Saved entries
_____

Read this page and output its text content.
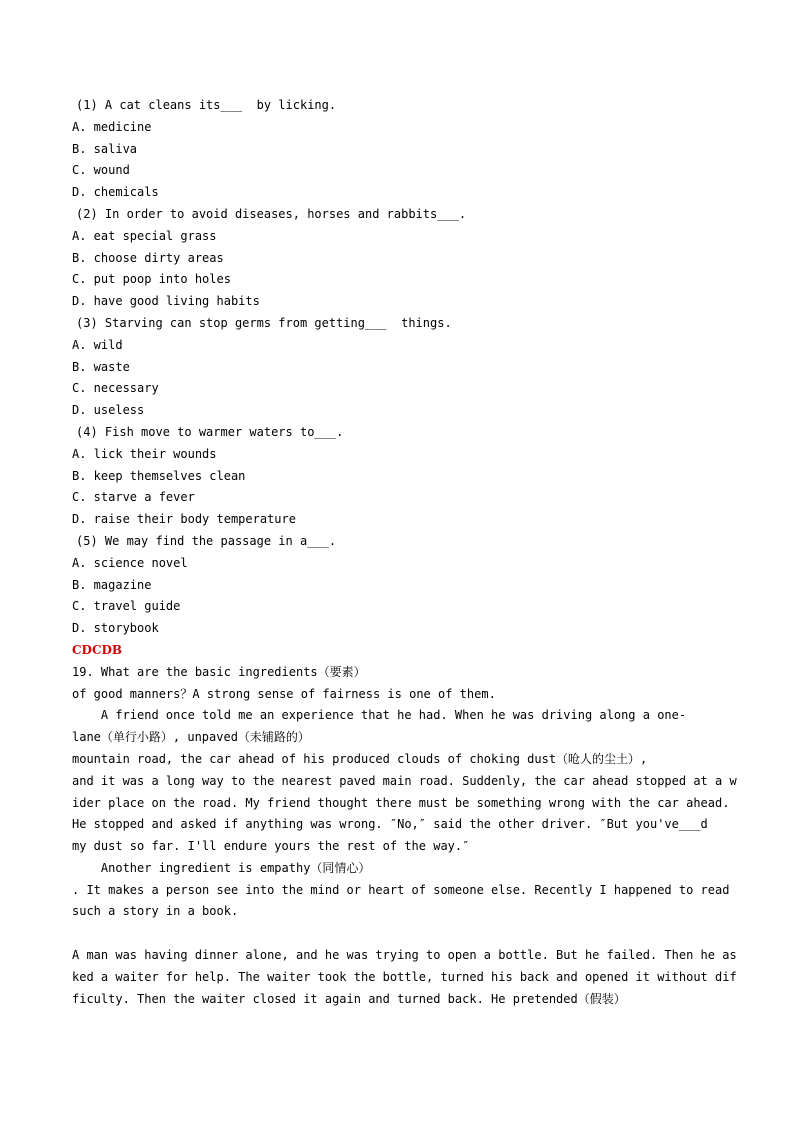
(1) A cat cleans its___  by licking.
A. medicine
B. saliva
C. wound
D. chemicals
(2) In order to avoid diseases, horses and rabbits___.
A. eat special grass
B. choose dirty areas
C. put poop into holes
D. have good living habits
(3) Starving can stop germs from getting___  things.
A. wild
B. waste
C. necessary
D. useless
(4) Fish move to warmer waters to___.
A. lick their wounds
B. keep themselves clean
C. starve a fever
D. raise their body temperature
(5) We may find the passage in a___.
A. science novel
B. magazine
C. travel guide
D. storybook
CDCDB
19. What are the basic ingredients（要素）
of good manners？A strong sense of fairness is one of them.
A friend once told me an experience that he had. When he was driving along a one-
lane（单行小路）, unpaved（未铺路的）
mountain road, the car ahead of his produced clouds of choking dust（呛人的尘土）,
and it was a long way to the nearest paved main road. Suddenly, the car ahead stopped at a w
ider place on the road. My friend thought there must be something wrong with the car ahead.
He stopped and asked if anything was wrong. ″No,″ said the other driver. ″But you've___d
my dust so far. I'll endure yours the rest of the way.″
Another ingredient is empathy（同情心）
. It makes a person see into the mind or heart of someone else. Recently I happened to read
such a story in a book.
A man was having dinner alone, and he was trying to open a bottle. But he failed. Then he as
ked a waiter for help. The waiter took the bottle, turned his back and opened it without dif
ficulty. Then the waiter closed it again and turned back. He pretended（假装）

_____

Copy out every line of the listing that includes the string "into".

C. put poop into holes
. It makes a person see into the mind or heart of someone else. Recently I happened to read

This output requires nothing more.